= Request =
Retype the material in full, keeping every word the same.

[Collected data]
◆ ◆ ◆ ◆ ◆
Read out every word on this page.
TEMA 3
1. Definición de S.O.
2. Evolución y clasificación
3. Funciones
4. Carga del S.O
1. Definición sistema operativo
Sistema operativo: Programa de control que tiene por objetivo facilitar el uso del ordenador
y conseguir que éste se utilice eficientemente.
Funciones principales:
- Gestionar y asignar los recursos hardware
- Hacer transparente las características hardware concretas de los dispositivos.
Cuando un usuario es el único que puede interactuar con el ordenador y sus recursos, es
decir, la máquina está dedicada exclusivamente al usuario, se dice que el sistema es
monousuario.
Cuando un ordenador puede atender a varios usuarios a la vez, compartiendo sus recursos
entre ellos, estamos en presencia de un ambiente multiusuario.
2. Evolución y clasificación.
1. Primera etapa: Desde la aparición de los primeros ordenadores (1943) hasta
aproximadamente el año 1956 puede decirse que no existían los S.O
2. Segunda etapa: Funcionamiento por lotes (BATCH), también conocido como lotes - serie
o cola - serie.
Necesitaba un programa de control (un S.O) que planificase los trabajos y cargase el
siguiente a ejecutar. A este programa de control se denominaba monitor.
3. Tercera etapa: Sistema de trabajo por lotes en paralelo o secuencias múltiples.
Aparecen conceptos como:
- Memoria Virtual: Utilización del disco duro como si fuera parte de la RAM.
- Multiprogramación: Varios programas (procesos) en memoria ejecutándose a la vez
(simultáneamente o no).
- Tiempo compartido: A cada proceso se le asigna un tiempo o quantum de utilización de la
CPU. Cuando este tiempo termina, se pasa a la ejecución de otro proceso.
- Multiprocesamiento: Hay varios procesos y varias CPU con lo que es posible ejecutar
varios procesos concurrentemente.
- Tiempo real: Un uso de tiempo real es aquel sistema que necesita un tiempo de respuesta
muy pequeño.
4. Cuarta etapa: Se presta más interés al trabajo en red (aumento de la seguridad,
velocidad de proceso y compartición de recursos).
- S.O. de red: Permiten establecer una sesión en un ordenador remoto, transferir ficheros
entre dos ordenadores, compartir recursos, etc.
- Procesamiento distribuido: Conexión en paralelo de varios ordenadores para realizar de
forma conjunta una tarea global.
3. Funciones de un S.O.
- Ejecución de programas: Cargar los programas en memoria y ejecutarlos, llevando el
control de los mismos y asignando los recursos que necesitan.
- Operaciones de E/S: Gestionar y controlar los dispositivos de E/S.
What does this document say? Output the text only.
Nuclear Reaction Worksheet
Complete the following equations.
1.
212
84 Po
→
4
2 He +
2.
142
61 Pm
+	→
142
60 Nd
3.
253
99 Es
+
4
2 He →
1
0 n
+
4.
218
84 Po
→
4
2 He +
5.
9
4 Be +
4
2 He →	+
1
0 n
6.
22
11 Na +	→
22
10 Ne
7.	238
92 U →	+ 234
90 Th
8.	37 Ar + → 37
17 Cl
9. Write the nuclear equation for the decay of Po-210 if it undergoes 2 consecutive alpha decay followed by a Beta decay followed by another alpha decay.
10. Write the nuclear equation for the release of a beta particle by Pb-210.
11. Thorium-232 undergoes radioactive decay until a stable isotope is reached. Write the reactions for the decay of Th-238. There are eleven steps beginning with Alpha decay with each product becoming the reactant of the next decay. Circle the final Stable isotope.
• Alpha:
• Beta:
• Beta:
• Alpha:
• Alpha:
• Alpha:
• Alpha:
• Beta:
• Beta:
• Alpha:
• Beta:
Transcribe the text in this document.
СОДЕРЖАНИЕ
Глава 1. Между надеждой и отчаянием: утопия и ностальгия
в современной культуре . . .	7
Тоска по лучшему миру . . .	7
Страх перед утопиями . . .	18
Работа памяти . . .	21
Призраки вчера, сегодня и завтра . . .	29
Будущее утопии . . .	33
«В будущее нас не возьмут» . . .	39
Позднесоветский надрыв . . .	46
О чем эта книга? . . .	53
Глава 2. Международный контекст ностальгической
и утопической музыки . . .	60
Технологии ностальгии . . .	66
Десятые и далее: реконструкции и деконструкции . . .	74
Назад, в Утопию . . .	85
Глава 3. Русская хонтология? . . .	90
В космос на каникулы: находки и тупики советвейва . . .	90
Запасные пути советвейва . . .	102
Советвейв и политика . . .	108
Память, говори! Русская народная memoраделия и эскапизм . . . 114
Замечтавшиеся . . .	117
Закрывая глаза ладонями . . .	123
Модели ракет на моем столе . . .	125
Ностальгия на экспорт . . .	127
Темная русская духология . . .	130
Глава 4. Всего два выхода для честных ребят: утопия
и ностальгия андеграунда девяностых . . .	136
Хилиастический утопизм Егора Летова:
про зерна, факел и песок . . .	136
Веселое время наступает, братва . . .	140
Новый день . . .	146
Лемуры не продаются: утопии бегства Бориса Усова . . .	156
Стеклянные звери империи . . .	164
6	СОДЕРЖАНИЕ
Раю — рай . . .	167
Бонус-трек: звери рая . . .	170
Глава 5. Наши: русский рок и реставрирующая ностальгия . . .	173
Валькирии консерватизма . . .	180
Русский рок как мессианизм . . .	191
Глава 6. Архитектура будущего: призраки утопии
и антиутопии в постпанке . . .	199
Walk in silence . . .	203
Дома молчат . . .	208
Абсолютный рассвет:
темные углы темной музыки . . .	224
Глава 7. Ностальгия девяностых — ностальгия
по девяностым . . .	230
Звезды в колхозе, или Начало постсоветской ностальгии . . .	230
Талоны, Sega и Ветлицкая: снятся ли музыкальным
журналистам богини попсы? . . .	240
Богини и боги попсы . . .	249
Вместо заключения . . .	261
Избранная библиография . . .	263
◆ ◆ ◆ ◆ ◆
= Complete output =
Read out every word on this page.
TEMA 3
1. Definición de S.O.
2. Evolución y clasificación
3. Funciones
4. Carga del S.O
1. Definición sistema operativo
Sistema operativo: Programa de control que tiene por objetivo facilitar el uso del ordenador
y conseguir que éste se utilice eficientemente.
Funciones principales:
- Gestionar y asignar los recursos hardware
- Hacer transparente las características hardware concretas de los dispositivos.
Cuando un usuario es el único que puede interactuar con el ordenador y sus recursos, es
decir, la máquina está dedicada exclusivamente al usuario, se dice que el sistema es
monousuario.
Cuando un ordenador puede atender a varios usuarios a la vez, compartiendo sus recursos
entre ellos, estamos en presencia de un ambiente multiusuario.
2. Evolución y clasificación.
1. Primera etapa: Desde la aparición de los primeros ordenadores (1943) hasta
aproximadamente el año 1956 puede decirse que no existían los S.O
2. Segunda etapa: Funcionamiento por lotes (BATCH), también conocido como lotes - serie
o cola - serie.
Necesitaba un programa de control (un S.O) que planificase los trabajos y cargase el
siguiente a ejecutar. A este programa de control se denominaba monitor.
3. Tercera etapa: Sistema de trabajo por lotes en paralelo o secuencias múltiples.
Aparecen conceptos como:
- Memoria Virtual: Utilización del disco duro como si fuera parte de la RAM.
- Multiprogramación: Varios programas (procesos) en memoria ejecutándose a la vez
(simultáneamente o no).
- Tiempo compartido: A cada proceso se le asigna un tiempo o quantum de utilización de la
CPU. Cuando este tiempo termina, se pasa a la ejecución de otro proceso.
- Multiprocesamiento: Hay varios procesos y varias CPU con lo que es posible ejecutar
varios procesos concurrentemente.
- Tiempo real: Un uso de tiempo real es aquel sistema que necesita un tiempo de respuesta
muy pequeño.
4. Cuarta etapa: Se presta más interés al trabajo en red (aumento de la seguridad,
velocidad de proceso y compartición de recursos).
- S.O. de red: Permiten establecer una sesión en un ordenador remoto, transferir ficheros
entre dos ordenadores, compartir recursos, etc.
- Procesamiento distribuido: Conexión en paralelo de varios ordenadores para realizar de
forma conjunta una tarea global.
3. Funciones de un S.O.
- Ejecución de programas: Cargar los programas en memoria y ejecutarlos, llevando el
control de los mismos y asignando los recursos que necesitan.
- Operaciones de E/S: Gestionar y controlar los dispositivos de E/S.
What does this document say? Output the text only.
Nuclear Reaction Worksheet
Complete the following equations.
1.
212
84 Po
→
4
2 He +
2.
142
61 Pm
+	→
142
60 Nd
3.
253
99 Es
+
4
2 He →
1
0 n
+
4.
218
84 Po
→
4
2 He +
5.
9
4 Be +
4
2 He →	+
1
0 n
6.
22
11 Na +	→
22
10 Ne
7.	238
92 U →	+ 234
90 Th
8.	37 Ar + → 37
17 Cl
9. Write the nuclear equation for the decay of Po-210 if it undergoes 2 consecutive alpha decay followed by a Beta decay followed by another alpha decay.
10. Write the nuclear equation for the release of a beta particle by Pb-210.
11. Thorium-232 undergoes radioactive decay until a stable isotope is reached. Write the reactions for the decay of Th-238. There are eleven steps beginning with Alpha decay with each product becoming the reactant of the next decay. Circle the final Stable isotope.
• Alpha:
• Beta:
• Beta:
• Alpha:
• Alpha:
• Alpha:
• Alpha:
• Beta:
• Beta:
• Alpha:
• Beta:
Transcribe the text in this document.
СОДЕРЖАНИЕ
Глава 1. Между надеждой и отчаянием: утопия и ностальгия
в современной культуре . . .	7
Тоска по лучшему миру . . .	7
Страх перед утопиями . . .	18
Работа памяти . . .	21
Призраки вчера, сегодня и завтра . . .	29
Будущее утопии . . .	33
«В будущее нас не возьмут» . . .	39
Позднесоветский надрыв . . .	46
О чем эта книга? . . .	53
Глава 2. Международный контекст ностальгической
и утопической музыки . . .	60
Технологии ностальгии . . .	66
Десятые и далее: реконструкции и деконструкции . . .	74
Назад, в Утопию . . .	85
Глава 3. Русская хонтология? . . .	90
В космос на каникулы: находки и тупики советвейва . . .	90
Запасные пути советвейва . . .	102
Советвейв и политика . . .	108
Память, говори! Русская народная memoраделия и эскапизм . . . 114
Замечтавшиеся . . .	117
Закрывая глаза ладонями . . .	123
Модели ракет на моем столе . . .	125
Ностальгия на экспорт . . .	127
Темная русская духология . . .	130
Глава 4. Всего два выхода для честных ребят: утопия
и ностальгия андеграунда девяностых . . .	136
Хилиастический утопизм Егора Летова:
про зерна, факел и песок . . .	136
Веселое время наступает, братва . . .	140
Новый день . . .	146
Лемуры не продаются: утопии бегства Бориса Усова . . .	156
Стеклянные звери империи . . .	164
6	СОДЕРЖАНИЕ
Раю — рай . . .	167
Бонус-трек: звери рая . . .	170
Глава 5. Наши: русский рок и реставрирующая ностальгия . . .	173
Валькирии консерватизма . . .	180
Русский рок как мессианизм . . .	191
Глава 6. Архитектура будущего: призраки утопии
и антиутопии в постпанке . . .	199
Walk in silence . . .	203
Дома молчат . . .	208
Абсолютный рассвет:
темные углы темной музыки . . .	224
Глава 7. Ностальгия девяностых — ностальгия
по девяностым . . .	230
Звезды в колхозе, или Начало постсоветской ностальгии . . .	230
Талоны, Sega и Ветлицкая: снятся ли музыкальным
журналистам богини попсы? . . .	240
Богини и боги попсы . . .	249
Вместо заключения . . .	261
Избранная библиография . . .	263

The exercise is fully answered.